──────── READING PASSAGE ────────
Wife also contended that Husband had violated an order of the court dated November 5, 2013, by failing to pay one-half of the private school tuition for their minor son. It appears that the alleged violation of the November 5, 2013, order was not argued at the hearing on exceptions to the master's report, and it was not addressed by the circuit court.

On May 14, 2015, the circuit court issued an order finding Husband in contempt for failing to make payment of family support to Wife as required by the support order. The court further ordered that Husband could purge the contempt by making payment to Wife in the amount of $10,000 within 30 days. Husband noted a timely appeal.

We note that Wife also raised arguments in the circuit court asserting that the marital home and Ocean City condominium unit have fallen into foreclosure because she has been unable to pay the mortgages on those properties due to Husband's refusal to pay alimony and child support. Her complaints that Husband has refused to move out of the marital home, and that she has requested use and possession of the home to repair damage caused by Husband, were not addressed by the circuit court and therefore are not before this Court on appeal.

DISCUSSION

Introduction

"[T]he purpose of civil contempt is to coerce present or future compliance with a court order, whereas imposing a sanction for past misconduct is the function of criminal contempt." Dodson v. Dodson, 380 Md. 438, 448 (2004) (citing State v. Roll and Scholl, 267 Md. 714, 728 (1973)). "The sanction imposed for civil contempt is coercive and must allow for purging." Rutherford v. Rutherford, 296 Md. 347, 355 (1983). "[I]n light of the coercive nature of civil contempt, a present inability to comply with the prior court order, or with the purging provision if it is different from the prior order, is a defense in a civil contempt action and precludes the imposition of a penalty." Dodson, 380 Md. at 449 (emphasis in original).

Typically, in constructive civil contempt actions, the court cannot find the defendant to be in contempt unless the defendant has the present ability to comply with the earlier order or the purging provision. Id. at 450 (citations omitted). But a modified version of that rule applies with respect to spousal or child support orders. As the Court of Appeals noted in Dodson: "The only exception to this general rule [requiring a present ability to comply] is set forth in Maryland Rule 15-207(e), which permits a finding of contempt, and the issuance of certain court orders, where a defendant has failed to comply with spousal or child support orders under conditions specified in the Rule." Id. at 451. In this case, however, the purge provision required the payment of a certain sum of money within 30 days.

Maryland Rule 15-207(e) sets forth the procedures for the enforcement of support orders through constructive civil contempt actions:

(1) Applicability: This section applies to proceedings for constructive civil contempt based on alleged failure to pay spousal or child support, including an award of emergency family maintenance under Code, Family Law Article Title 4, Subtitle 5.

(2) Petitioner's burden of proof. Subject to subsection (3) of this section, the court may make a finding of contempt if the petitioner proves by clear and convincing evidence that the alleged contemnor has not paid the amount owed, accounting from the effective date of the support order through the date of the contempt hearing.
────────
**REQUIRED TASK A**
Copy the records word for word, starting at the first line of the records and ending at the line that contains "word-supernatural: Supernatural —". Include both of those lines.
──────── DATA LINES ────────
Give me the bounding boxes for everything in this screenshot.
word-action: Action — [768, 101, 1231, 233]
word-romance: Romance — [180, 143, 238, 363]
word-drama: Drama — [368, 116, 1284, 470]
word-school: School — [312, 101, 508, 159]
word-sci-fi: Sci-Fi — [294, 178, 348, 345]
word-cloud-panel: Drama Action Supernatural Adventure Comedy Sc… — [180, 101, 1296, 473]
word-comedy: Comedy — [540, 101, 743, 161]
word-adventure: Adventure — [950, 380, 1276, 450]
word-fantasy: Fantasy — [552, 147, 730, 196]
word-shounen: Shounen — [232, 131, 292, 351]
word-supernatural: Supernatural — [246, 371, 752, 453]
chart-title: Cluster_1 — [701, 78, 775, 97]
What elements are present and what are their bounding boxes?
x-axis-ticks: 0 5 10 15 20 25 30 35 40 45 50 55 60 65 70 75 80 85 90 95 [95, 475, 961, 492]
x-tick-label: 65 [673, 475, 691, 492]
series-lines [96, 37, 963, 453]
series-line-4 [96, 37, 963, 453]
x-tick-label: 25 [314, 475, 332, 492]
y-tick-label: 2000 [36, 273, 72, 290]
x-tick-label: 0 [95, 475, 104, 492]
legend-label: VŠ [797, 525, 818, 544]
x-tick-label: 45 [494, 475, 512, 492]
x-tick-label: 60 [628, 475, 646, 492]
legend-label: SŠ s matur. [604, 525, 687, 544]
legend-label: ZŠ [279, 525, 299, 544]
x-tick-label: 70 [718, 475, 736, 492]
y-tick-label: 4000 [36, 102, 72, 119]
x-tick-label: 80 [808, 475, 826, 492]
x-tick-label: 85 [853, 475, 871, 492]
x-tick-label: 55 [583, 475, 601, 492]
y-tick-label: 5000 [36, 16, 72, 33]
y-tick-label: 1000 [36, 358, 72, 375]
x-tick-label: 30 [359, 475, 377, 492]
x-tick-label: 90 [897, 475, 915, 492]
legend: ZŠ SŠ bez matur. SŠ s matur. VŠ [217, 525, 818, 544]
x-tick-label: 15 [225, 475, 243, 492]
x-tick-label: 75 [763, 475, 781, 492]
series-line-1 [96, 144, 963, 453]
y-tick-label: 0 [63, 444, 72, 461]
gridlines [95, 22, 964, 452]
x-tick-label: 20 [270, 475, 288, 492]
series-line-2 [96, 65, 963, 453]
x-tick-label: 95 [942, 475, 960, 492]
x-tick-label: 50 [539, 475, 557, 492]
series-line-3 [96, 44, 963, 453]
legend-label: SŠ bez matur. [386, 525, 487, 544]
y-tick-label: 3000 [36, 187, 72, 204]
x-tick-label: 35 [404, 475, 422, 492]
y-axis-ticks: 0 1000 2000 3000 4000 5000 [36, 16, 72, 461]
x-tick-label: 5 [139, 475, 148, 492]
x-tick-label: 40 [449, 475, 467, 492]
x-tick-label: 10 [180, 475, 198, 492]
────────
**REQUIRED TASK B**
Using the court opinion excerpt, state whether each statement agrees with it. Answer yes or no, and quote the deciding words. (i) The circuit court allowed Husband to purge the contempt by paying Wife $10,000 within 30 days. (ii) The circuit court addressed Wife's complaint that Husband refused to move out of the marital home. (iii) Under Maryland Rule 15-207(e), the petitioner must prove nonpayment by a preponderance of the evidence.

**SOLUTION A**
Give me the bounding boxes for everything in this screenshot.
word-action: Action — [768, 101, 1231, 233]
word-romance: Romance — [180, 143, 238, 363]
word-drama: Drama — [368, 116, 1284, 470]
word-school: School — [312, 101, 508, 159]
word-sci-fi: Sci-Fi — [294, 178, 348, 345]
word-cloud-panel: Drama Action Supernatural Adventure Comedy Sc… — [180, 101, 1296, 473]
word-comedy: Comedy — [540, 101, 743, 161]
word-adventure: Adventure — [950, 380, 1276, 450]
word-fantasy: Fantasy — [552, 147, 730, 196]
word-shounen: Shounen — [232, 131, 292, 351]
word-supernatural: Supernatural — [246, 371, 752, 453]

**SOLUTION B**
(i) Yes: "The court further ordered that Husband could purge the contempt by making payment to Wife in the amount of $10,000 within 30 days."
(ii) No: "were not addressed by the circuit court and therefore are not before this Court on appeal."
(iii) No: "if the petitioner proves by clear and convincing evidence that the alleged contemnor has not paid the amount owed"